_Data in this exercise:_
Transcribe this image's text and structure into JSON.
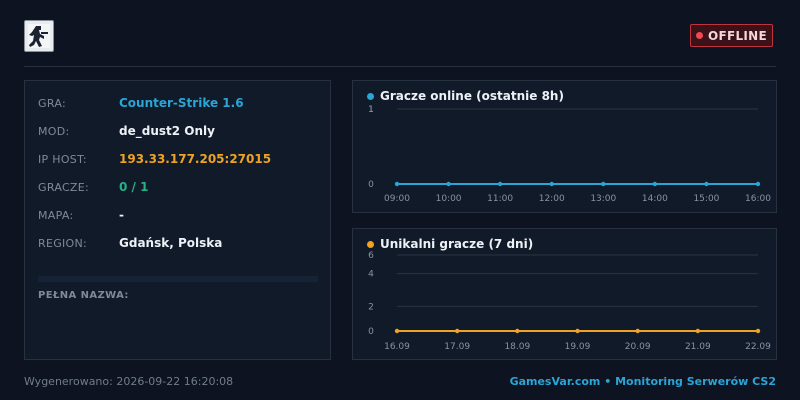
{
  "header": {
    "logo_icon": "counter-strike-logo-icon",
    "status": {
      "label": "OFFLINE",
      "color": "#ef4a55"
    }
  },
  "server": {
    "rows": [
      {
        "label": "GRA:",
        "value": "Counter-Strike 1.6",
        "tone": "game"
      },
      {
        "label": "MOD:",
        "value": "de_dust2 Only",
        "tone": "plain"
      },
      {
        "label": "IP HOST:",
        "value": "193.33.177.205:27015",
        "tone": "ip"
      },
      {
        "label": "GRACZE:",
        "value": "0 / 1",
        "tone": "players"
      },
      {
        "label": "MAPA:",
        "value": "-",
        "tone": "plain"
      },
      {
        "label": "REGION:",
        "value": "Gdańsk, Polska",
        "tone": "plain"
      }
    ],
    "full_name_label": "PEŁNA NAZWA:",
    "full_name_value": ""
  },
  "chart_data": [
    {
      "type": "line",
      "title": "Gracze online (ostatnie 8h)",
      "color": "#2aa5d6",
      "x": [
        "09:00",
        "10:00",
        "11:00",
        "12:00",
        "13:00",
        "14:00",
        "15:00",
        "16:00"
      ],
      "y_ticks": [
        "1",
        "1",
        "0"
      ],
      "series": [
        {
          "values": [
            0,
            0,
            0,
            0,
            0,
            0,
            0,
            0
          ]
        }
      ],
      "ylim": [
        0,
        1
      ],
      "grid": true
    },
    {
      "type": "line",
      "title": "Unikalni gracze (7 dni)",
      "color": "#efa324",
      "x": [
        "16.09",
        "17.09",
        "18.09",
        "19.09",
        "20.09",
        "21.09",
        "22.09"
      ],
      "y_ticks": [
        "6",
        "4",
        "2",
        "0"
      ],
      "series": [
        {
          "values": [
            0,
            0,
            0,
            0,
            0,
            0,
            0
          ]
        }
      ],
      "ylim": [
        0,
        6
      ],
      "grid": true
    }
  ],
  "footer": {
    "generated": "Wygenerowano: 2026-09-22 16:20:08",
    "brand": "GamesVar.com • Monitoring Serwerów CS2"
  }
}
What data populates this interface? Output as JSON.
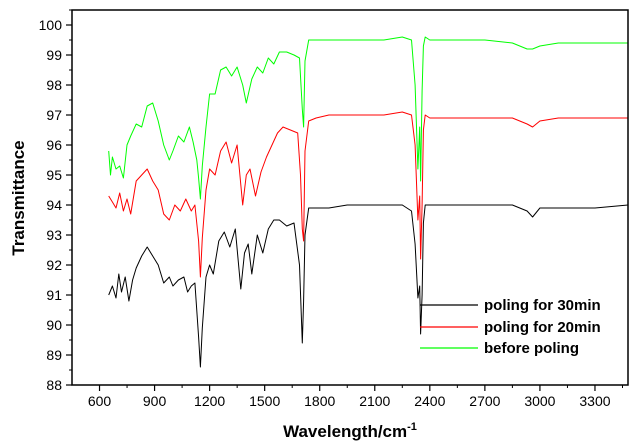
{
  "chart_data": {
    "type": "line",
    "title": "",
    "xlabel": "Wavelength/cm",
    "xlabel_sup": "-1",
    "ylabel": "Transmittance",
    "xlim": [
      450,
      3480
    ],
    "ylim": [
      88,
      100.5
    ],
    "xticks": [
      600,
      900,
      1200,
      1500,
      1800,
      2100,
      2400,
      2700,
      3000,
      3300
    ],
    "yticks": [
      88,
      89,
      90,
      91,
      92,
      93,
      94,
      95,
      96,
      97,
      98,
      99,
      100
    ],
    "grid": false,
    "legend_position": "bottom-right",
    "series": [
      {
        "name": "poling for 30min",
        "color": "#000000",
        "x": [
          650,
          670,
          690,
          705,
          720,
          740,
          760,
          780,
          800,
          830,
          860,
          890,
          920,
          950,
          980,
          1000,
          1030,
          1060,
          1080,
          1100,
          1120,
          1140,
          1150,
          1160,
          1180,
          1200,
          1220,
          1250,
          1280,
          1310,
          1340,
          1370,
          1390,
          1410,
          1430,
          1460,
          1490,
          1520,
          1550,
          1580,
          1620,
          1660,
          1690,
          1705,
          1712,
          1720,
          1740,
          1780,
          1850,
          1950,
          2050,
          2150,
          2250,
          2300,
          2320,
          2335,
          2345,
          2350,
          2358,
          2365,
          2375,
          2400,
          2500,
          2700,
          2850,
          2930,
          2960,
          3000,
          3100,
          3300,
          3480
        ],
        "y": [
          91.0,
          91.3,
          90.9,
          91.7,
          91.1,
          91.6,
          90.8,
          91.5,
          91.9,
          92.3,
          92.6,
          92.3,
          92.0,
          91.4,
          91.6,
          91.3,
          91.5,
          91.6,
          91.1,
          91.3,
          91.4,
          89.6,
          88.6,
          89.9,
          91.6,
          92.0,
          91.7,
          92.8,
          93.1,
          92.6,
          93.2,
          91.2,
          92.4,
          92.7,
          91.7,
          93.0,
          92.4,
          93.2,
          93.5,
          93.5,
          93.3,
          93.4,
          92.0,
          89.4,
          90.8,
          93.0,
          93.9,
          93.9,
          93.9,
          94.0,
          94.0,
          94.0,
          94.0,
          93.8,
          92.7,
          90.9,
          91.3,
          89.7,
          91.0,
          93.4,
          94.0,
          94.0,
          94.0,
          94.0,
          94.0,
          93.8,
          93.6,
          93.9,
          93.9,
          93.9,
          94.0
        ]
      },
      {
        "name": "poling for 20min",
        "color": "#ff0000",
        "x": [
          650,
          670,
          690,
          710,
          730,
          750,
          770,
          800,
          830,
          860,
          890,
          920,
          950,
          980,
          1010,
          1040,
          1070,
          1100,
          1120,
          1140,
          1150,
          1160,
          1180,
          1200,
          1230,
          1260,
          1290,
          1320,
          1350,
          1380,
          1400,
          1420,
          1450,
          1480,
          1510,
          1540,
          1570,
          1600,
          1640,
          1680,
          1695,
          1705,
          1712,
          1720,
          1740,
          1780,
          1850,
          1950,
          2050,
          2150,
          2250,
          2300,
          2320,
          2335,
          2345,
          2350,
          2358,
          2365,
          2375,
          2400,
          2500,
          2700,
          2850,
          2930,
          2960,
          3000,
          3100,
          3300,
          3480
        ],
        "y": [
          94.3,
          94.1,
          93.9,
          94.4,
          93.8,
          94.2,
          93.7,
          94.8,
          95.0,
          95.2,
          94.8,
          94.5,
          93.7,
          93.5,
          94.0,
          93.8,
          94.2,
          93.8,
          94.0,
          92.8,
          91.6,
          92.9,
          94.5,
          95.2,
          95.0,
          95.8,
          96.1,
          95.4,
          96.0,
          94.0,
          95.0,
          95.2,
          94.3,
          95.1,
          95.6,
          96.0,
          96.4,
          96.6,
          96.5,
          96.4,
          95.0,
          93.2,
          92.8,
          95.8,
          96.8,
          96.9,
          97.0,
          97.0,
          97.0,
          97.0,
          97.1,
          97.0,
          96.0,
          93.5,
          94.3,
          92.2,
          94.0,
          96.5,
          97.0,
          96.9,
          96.9,
          96.9,
          96.9,
          96.7,
          96.6,
          96.8,
          96.9,
          96.9,
          96.9
        ]
      },
      {
        "name": "before poling",
        "color": "#00ff00",
        "x": [
          650,
          660,
          670,
          690,
          710,
          730,
          750,
          770,
          800,
          830,
          860,
          890,
          920,
          950,
          980,
          1000,
          1030,
          1060,
          1090,
          1110,
          1130,
          1140,
          1150,
          1160,
          1180,
          1200,
          1230,
          1260,
          1290,
          1320,
          1350,
          1380,
          1400,
          1430,
          1460,
          1490,
          1520,
          1550,
          1580,
          1620,
          1660,
          1690,
          1705,
          1712,
          1720,
          1740,
          1780,
          1850,
          1950,
          2050,
          2150,
          2250,
          2300,
          2320,
          2335,
          2345,
          2350,
          2358,
          2365,
          2375,
          2400,
          2500,
          2700,
          2850,
          2930,
          2960,
          3000,
          3100,
          3300,
          3480
        ],
        "y": [
          95.8,
          95.0,
          95.6,
          95.2,
          95.3,
          94.9,
          96.0,
          96.3,
          96.7,
          96.6,
          97.3,
          97.4,
          96.8,
          96.0,
          95.5,
          95.8,
          96.3,
          96.1,
          96.6,
          96.1,
          95.5,
          94.9,
          94.2,
          95.3,
          96.6,
          97.7,
          97.7,
          98.5,
          98.6,
          98.3,
          98.6,
          98.0,
          97.4,
          98.2,
          98.6,
          98.4,
          98.9,
          98.7,
          99.1,
          99.1,
          99.0,
          98.9,
          97.2,
          96.6,
          98.8,
          99.5,
          99.5,
          99.5,
          99.5,
          99.5,
          99.5,
          99.6,
          99.5,
          98.0,
          95.2,
          96.6,
          94.8,
          97.8,
          99.3,
          99.6,
          99.5,
          99.5,
          99.5,
          99.4,
          99.2,
          99.2,
          99.3,
          99.4,
          99.4,
          99.4
        ]
      }
    ]
  }
}
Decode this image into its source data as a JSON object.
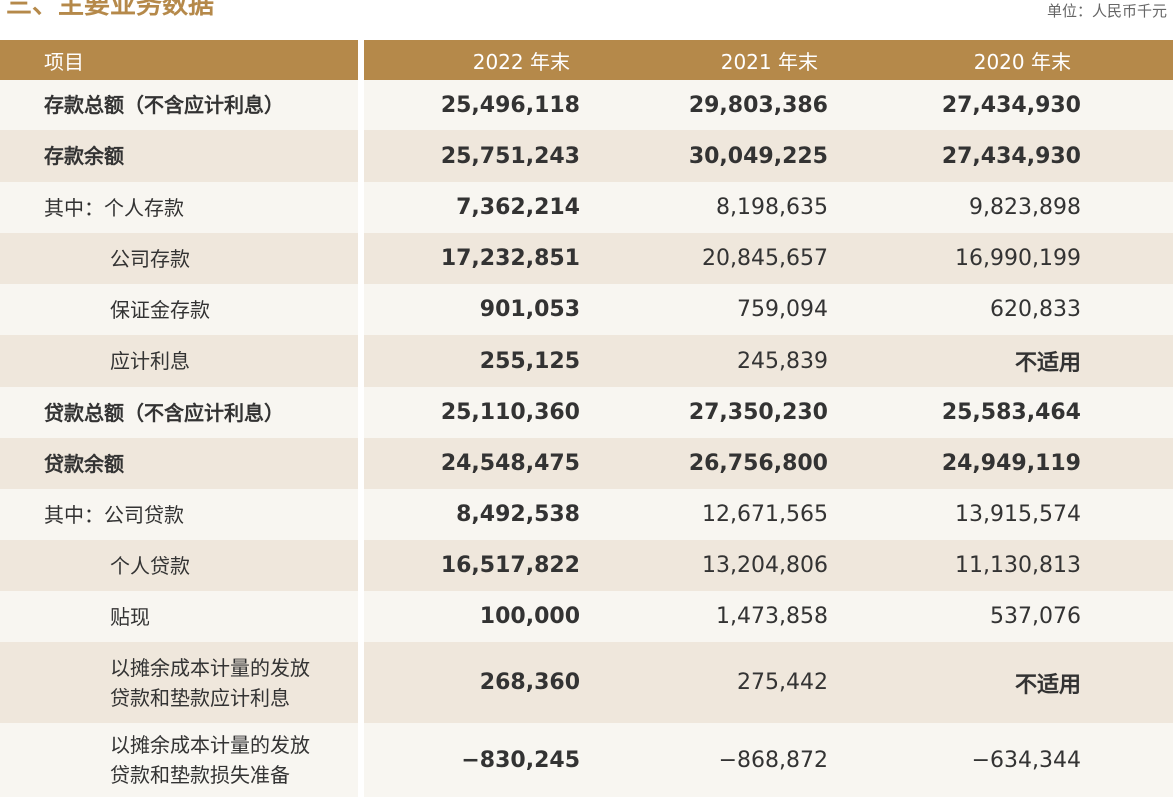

_Work instructions:_ Collect each line above holding the string "poling".

_Finished answer:_
        "name": "poling for 30min",
        "name": "poling for 20min",
        "name": "before poling",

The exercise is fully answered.